*Problem to work on:*
Every line that contains the word "Waupun" should be copied out.

*Items:*

-----

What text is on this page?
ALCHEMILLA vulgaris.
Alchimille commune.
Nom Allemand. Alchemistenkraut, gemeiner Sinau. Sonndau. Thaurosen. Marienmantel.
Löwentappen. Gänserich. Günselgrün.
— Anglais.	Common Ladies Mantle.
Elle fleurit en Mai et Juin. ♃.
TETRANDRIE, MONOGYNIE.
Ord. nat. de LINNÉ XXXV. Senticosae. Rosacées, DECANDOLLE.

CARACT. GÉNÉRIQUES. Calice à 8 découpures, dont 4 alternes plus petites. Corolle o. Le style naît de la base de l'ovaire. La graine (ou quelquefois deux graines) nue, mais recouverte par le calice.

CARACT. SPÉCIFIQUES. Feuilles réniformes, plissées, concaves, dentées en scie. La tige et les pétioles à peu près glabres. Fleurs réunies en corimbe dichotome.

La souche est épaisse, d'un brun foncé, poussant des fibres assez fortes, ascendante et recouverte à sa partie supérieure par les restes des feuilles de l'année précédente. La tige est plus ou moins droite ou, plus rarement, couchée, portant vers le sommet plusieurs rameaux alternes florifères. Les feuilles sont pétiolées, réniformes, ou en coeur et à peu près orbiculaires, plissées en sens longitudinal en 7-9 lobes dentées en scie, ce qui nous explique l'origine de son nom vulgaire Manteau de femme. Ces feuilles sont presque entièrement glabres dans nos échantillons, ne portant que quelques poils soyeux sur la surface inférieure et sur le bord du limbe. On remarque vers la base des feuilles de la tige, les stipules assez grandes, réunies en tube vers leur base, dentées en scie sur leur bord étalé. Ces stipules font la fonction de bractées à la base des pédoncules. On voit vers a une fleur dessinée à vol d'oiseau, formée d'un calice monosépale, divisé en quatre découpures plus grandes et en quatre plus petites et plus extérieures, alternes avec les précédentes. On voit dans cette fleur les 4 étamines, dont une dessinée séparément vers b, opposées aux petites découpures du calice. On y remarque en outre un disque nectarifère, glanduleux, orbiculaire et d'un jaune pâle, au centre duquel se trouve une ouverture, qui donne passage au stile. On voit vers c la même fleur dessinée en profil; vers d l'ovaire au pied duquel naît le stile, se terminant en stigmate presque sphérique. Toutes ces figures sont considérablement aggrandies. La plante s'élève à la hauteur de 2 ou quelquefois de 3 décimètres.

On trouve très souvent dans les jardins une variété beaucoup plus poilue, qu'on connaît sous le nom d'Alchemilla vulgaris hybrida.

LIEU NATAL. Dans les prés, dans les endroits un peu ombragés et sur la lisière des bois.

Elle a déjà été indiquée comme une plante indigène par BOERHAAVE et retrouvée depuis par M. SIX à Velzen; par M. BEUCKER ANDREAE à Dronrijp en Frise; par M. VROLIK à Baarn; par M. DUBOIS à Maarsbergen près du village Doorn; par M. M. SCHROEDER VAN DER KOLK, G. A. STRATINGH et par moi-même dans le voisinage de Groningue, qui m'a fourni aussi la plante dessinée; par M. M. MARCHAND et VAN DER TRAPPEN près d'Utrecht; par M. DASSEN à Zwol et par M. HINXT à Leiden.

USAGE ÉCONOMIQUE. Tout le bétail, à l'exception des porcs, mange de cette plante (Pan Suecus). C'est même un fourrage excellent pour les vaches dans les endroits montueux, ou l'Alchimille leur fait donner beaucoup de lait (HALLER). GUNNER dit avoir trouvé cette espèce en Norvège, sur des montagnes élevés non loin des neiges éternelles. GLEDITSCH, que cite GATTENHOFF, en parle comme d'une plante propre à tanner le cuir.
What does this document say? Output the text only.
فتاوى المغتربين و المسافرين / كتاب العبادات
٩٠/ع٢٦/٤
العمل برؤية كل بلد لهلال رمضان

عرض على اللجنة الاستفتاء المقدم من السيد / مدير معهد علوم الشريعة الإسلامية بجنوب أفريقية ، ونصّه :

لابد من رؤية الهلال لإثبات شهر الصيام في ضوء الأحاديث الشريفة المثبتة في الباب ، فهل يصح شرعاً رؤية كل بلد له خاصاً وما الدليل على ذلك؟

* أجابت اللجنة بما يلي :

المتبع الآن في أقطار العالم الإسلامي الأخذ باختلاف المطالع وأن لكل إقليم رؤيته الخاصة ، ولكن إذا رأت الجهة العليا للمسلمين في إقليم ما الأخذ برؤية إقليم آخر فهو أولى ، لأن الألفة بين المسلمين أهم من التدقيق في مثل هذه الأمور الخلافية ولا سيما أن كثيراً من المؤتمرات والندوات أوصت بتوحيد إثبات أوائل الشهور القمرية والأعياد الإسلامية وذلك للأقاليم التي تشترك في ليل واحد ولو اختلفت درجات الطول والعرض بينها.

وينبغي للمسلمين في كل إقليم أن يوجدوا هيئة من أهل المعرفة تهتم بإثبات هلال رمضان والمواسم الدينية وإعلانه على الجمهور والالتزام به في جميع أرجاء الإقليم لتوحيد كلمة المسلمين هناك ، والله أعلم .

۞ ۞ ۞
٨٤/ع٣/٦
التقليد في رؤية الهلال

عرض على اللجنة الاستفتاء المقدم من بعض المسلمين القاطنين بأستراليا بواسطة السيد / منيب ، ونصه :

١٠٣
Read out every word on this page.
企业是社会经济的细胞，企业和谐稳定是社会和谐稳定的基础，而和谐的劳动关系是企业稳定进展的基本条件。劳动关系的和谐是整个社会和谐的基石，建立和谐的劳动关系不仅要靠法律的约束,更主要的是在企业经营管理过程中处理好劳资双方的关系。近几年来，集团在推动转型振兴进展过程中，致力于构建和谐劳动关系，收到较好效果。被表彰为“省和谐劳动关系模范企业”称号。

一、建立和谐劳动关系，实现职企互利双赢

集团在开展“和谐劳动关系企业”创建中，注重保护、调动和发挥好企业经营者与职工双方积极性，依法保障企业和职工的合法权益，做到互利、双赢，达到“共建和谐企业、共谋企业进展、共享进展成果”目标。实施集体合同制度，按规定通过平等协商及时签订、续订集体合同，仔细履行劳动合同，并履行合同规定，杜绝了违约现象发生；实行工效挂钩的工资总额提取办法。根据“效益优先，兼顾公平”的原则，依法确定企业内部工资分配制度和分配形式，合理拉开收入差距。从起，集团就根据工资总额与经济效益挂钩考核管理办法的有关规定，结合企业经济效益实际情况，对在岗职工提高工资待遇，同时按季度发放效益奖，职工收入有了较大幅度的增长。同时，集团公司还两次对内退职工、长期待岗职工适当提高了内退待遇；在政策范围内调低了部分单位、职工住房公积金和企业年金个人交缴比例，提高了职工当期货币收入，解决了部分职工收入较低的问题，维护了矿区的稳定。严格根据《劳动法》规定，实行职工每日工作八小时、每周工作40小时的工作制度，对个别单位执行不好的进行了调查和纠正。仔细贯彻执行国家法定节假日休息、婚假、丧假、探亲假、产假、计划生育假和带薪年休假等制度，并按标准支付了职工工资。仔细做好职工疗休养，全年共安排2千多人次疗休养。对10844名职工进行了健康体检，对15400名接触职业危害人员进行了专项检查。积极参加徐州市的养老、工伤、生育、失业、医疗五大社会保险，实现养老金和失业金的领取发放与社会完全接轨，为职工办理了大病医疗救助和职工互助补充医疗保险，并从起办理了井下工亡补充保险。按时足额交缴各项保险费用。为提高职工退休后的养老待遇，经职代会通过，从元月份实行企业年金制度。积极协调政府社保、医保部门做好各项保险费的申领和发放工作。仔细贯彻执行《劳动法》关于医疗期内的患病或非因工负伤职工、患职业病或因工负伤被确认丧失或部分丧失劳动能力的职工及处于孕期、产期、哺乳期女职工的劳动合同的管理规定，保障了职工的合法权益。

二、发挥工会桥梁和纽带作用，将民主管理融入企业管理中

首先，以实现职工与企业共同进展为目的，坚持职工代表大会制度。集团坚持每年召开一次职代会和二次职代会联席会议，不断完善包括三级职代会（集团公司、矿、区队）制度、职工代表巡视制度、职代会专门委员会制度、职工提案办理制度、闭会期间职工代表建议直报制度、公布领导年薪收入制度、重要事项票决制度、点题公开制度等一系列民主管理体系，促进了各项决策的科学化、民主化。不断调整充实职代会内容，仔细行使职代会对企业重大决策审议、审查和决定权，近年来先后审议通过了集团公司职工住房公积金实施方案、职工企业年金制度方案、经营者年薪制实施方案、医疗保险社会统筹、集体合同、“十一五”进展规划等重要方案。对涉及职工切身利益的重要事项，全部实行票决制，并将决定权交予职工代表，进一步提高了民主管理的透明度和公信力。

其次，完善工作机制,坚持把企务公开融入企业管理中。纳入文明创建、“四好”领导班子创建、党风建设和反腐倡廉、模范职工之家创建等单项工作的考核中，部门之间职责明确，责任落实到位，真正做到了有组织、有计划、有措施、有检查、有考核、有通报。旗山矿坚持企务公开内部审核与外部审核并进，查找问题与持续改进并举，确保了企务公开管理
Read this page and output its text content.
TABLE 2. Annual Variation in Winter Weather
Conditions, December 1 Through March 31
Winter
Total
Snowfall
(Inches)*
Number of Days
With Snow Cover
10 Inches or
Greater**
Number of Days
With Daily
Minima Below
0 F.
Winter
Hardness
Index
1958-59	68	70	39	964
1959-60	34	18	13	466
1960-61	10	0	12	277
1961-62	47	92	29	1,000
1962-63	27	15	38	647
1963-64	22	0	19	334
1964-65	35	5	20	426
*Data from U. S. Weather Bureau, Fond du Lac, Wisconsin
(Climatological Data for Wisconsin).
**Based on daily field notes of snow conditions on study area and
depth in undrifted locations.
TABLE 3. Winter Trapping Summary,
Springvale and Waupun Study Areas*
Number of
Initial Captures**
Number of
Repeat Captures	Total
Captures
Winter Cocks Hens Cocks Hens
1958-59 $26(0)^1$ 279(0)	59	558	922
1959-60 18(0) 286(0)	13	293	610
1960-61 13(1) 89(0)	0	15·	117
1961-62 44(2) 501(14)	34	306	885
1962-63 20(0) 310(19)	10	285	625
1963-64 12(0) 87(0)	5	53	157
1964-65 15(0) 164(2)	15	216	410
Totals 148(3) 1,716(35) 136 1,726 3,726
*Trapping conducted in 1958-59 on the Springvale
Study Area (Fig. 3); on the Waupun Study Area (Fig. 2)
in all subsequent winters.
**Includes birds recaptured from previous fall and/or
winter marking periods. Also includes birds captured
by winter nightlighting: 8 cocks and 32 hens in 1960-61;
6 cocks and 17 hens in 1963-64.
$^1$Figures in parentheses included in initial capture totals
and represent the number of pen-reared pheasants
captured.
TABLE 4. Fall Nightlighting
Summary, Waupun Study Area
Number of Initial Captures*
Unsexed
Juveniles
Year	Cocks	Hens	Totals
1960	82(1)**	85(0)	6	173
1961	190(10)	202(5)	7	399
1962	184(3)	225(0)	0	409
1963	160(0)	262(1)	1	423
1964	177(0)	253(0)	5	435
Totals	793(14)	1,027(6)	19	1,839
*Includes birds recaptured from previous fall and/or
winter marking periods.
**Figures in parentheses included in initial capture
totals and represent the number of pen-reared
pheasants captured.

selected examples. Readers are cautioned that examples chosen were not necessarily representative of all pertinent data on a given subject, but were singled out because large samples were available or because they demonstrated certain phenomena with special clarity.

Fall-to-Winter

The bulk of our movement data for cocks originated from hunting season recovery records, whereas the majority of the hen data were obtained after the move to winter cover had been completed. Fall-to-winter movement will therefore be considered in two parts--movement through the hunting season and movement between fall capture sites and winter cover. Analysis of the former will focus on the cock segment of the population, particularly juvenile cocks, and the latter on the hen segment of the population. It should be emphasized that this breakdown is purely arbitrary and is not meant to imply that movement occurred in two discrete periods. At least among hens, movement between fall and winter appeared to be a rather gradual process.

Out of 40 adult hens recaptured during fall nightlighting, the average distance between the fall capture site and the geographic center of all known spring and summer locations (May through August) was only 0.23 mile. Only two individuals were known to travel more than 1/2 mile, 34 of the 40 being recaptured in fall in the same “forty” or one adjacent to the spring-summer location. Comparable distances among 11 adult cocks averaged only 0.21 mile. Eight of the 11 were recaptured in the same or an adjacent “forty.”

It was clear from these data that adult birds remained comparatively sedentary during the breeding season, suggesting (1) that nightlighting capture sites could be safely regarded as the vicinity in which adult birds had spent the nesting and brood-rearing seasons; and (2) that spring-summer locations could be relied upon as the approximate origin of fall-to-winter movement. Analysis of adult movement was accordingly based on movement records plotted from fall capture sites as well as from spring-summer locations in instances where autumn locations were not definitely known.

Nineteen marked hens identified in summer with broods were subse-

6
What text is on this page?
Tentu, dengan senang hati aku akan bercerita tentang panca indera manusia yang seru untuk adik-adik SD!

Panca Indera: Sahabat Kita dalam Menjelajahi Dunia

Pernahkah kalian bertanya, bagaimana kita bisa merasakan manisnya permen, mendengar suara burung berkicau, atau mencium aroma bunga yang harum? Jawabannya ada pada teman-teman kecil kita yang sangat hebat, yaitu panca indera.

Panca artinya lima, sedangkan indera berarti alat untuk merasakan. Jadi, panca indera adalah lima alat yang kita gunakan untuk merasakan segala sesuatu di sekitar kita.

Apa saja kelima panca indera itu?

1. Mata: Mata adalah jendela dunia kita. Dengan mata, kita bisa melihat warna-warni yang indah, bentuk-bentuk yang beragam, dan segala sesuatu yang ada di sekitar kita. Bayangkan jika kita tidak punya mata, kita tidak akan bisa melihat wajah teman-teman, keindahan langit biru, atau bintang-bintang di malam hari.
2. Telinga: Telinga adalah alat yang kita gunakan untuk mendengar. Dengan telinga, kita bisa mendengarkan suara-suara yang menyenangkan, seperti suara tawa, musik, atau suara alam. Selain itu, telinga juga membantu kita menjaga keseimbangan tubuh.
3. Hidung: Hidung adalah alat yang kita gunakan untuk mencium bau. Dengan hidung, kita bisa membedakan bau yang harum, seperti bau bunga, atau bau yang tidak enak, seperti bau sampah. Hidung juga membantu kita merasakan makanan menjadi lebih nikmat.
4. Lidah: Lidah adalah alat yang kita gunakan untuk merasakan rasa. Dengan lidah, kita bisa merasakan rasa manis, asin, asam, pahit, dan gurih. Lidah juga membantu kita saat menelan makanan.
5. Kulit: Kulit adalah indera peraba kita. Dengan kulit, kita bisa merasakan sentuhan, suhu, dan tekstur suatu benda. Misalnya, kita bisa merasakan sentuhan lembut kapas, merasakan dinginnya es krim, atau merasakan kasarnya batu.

-----

*Task result:*
Springvale and Waupun Study Areas*
Study Area (Fig. 3); on the Waupun Study Area (Fig. 2)
Summary, Waupun Study Area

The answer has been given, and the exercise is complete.